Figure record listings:
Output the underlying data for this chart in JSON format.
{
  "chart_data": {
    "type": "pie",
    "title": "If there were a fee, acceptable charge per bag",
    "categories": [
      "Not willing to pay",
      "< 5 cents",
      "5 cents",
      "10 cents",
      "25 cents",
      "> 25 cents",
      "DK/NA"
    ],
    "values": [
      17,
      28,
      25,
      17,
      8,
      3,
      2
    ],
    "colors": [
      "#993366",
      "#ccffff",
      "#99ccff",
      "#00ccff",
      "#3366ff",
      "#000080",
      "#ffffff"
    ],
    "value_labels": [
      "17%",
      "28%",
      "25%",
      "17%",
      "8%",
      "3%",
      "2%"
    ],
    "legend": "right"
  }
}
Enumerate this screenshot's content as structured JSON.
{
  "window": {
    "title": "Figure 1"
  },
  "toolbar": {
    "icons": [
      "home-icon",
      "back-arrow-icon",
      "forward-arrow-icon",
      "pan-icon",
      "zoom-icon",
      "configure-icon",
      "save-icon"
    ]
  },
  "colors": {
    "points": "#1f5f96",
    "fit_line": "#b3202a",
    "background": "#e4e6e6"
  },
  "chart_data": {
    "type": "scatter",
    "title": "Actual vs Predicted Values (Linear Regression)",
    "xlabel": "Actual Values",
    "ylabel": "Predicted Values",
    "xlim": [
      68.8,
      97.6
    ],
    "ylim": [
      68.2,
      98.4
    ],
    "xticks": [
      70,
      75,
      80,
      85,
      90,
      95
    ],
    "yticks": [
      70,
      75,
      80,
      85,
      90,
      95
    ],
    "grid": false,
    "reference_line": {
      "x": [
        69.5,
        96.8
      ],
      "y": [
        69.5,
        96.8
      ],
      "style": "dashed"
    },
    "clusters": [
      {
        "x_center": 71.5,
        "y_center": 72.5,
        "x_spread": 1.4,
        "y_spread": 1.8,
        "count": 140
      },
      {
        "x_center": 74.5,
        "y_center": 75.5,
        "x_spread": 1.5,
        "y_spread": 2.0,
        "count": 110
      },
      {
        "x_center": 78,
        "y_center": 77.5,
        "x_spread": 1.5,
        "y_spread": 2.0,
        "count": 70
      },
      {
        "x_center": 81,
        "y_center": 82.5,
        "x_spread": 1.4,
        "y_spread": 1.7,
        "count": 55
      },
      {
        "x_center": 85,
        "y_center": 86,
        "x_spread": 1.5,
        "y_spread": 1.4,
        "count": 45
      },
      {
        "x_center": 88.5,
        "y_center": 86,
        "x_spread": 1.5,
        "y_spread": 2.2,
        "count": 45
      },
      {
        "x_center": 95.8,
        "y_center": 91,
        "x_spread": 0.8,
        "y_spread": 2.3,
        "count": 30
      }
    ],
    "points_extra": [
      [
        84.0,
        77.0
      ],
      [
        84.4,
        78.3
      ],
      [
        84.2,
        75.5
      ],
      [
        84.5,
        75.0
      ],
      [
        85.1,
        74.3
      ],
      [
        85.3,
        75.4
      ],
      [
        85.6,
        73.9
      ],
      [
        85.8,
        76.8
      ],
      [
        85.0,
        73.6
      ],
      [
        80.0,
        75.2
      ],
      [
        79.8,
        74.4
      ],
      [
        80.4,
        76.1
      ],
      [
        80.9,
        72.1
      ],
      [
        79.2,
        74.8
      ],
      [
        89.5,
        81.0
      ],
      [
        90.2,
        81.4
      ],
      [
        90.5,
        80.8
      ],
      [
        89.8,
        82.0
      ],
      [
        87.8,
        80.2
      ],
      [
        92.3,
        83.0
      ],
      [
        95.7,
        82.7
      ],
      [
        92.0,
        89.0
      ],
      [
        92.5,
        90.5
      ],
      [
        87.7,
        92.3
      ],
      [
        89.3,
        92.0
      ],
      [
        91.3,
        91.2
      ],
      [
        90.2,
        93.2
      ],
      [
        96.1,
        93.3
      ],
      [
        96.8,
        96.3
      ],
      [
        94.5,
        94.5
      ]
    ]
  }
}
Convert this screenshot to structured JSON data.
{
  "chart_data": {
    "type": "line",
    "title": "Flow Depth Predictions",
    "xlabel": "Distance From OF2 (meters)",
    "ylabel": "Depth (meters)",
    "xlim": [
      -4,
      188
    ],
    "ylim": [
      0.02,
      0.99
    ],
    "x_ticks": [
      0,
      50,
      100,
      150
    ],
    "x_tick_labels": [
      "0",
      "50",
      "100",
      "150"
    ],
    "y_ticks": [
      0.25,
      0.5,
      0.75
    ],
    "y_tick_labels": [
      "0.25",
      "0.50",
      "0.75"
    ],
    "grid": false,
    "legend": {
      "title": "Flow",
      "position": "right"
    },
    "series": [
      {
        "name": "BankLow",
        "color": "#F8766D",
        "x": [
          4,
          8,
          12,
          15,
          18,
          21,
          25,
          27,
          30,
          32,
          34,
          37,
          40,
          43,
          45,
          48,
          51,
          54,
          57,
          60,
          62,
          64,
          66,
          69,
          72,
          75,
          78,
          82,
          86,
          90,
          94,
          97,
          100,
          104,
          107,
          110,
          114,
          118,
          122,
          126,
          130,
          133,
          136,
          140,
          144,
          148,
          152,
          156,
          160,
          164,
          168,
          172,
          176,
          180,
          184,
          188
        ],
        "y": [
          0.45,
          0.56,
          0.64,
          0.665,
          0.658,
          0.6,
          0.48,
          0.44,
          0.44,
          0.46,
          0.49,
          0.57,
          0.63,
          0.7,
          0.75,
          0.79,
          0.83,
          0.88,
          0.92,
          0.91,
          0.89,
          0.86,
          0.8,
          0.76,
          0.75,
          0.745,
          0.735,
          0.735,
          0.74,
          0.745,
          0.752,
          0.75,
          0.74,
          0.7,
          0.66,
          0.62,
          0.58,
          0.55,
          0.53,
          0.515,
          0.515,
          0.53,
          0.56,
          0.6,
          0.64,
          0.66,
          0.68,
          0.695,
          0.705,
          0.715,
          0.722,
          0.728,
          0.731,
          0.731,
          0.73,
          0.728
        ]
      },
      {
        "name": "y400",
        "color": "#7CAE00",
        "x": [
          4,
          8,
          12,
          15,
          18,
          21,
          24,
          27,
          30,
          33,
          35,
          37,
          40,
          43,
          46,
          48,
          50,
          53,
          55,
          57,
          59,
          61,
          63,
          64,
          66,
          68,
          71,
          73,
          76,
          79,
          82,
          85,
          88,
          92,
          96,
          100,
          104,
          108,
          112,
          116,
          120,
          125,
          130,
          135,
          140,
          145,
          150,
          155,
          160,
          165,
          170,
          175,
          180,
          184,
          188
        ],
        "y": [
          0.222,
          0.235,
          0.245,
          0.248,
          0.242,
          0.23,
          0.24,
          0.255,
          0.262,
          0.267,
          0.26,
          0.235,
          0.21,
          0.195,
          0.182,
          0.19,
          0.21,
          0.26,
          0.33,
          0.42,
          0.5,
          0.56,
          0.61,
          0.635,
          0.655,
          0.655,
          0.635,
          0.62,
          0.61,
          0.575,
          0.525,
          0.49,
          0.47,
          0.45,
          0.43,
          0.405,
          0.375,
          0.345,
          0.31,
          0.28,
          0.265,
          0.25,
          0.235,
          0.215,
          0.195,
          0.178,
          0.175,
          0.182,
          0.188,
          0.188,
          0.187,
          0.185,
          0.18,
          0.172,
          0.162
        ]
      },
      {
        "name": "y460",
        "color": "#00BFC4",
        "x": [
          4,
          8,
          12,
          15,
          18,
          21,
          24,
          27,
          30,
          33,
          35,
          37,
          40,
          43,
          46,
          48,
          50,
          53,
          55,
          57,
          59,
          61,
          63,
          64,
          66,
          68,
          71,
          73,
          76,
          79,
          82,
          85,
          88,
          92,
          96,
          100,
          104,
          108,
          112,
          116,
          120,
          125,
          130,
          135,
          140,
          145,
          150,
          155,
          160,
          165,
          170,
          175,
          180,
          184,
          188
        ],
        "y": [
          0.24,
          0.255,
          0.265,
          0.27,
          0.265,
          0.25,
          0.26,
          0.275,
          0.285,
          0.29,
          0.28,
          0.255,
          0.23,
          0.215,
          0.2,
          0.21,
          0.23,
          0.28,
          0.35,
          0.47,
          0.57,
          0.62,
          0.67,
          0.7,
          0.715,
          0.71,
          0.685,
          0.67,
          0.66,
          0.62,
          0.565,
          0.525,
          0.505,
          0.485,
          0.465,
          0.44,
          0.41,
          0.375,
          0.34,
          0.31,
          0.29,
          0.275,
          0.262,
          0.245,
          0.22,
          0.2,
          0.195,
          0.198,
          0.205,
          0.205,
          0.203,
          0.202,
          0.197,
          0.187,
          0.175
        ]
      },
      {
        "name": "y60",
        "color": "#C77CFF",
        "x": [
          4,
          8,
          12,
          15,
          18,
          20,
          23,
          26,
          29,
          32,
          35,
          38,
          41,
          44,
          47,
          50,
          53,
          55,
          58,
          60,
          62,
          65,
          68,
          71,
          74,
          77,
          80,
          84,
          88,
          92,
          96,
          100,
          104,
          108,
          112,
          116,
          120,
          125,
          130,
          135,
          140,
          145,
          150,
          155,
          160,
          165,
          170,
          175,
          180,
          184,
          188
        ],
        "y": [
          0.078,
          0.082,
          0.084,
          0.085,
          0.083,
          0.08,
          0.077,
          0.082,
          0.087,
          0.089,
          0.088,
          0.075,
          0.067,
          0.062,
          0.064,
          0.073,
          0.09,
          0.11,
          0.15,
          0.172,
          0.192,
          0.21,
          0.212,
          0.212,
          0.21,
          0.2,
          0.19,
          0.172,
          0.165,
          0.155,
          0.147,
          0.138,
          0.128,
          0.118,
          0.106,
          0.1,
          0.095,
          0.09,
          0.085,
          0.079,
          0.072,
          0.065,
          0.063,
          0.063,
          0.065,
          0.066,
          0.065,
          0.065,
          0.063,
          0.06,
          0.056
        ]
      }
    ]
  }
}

Your goal: State how many lines of the records above contain the word "cents", giving only that number.

The reply: 5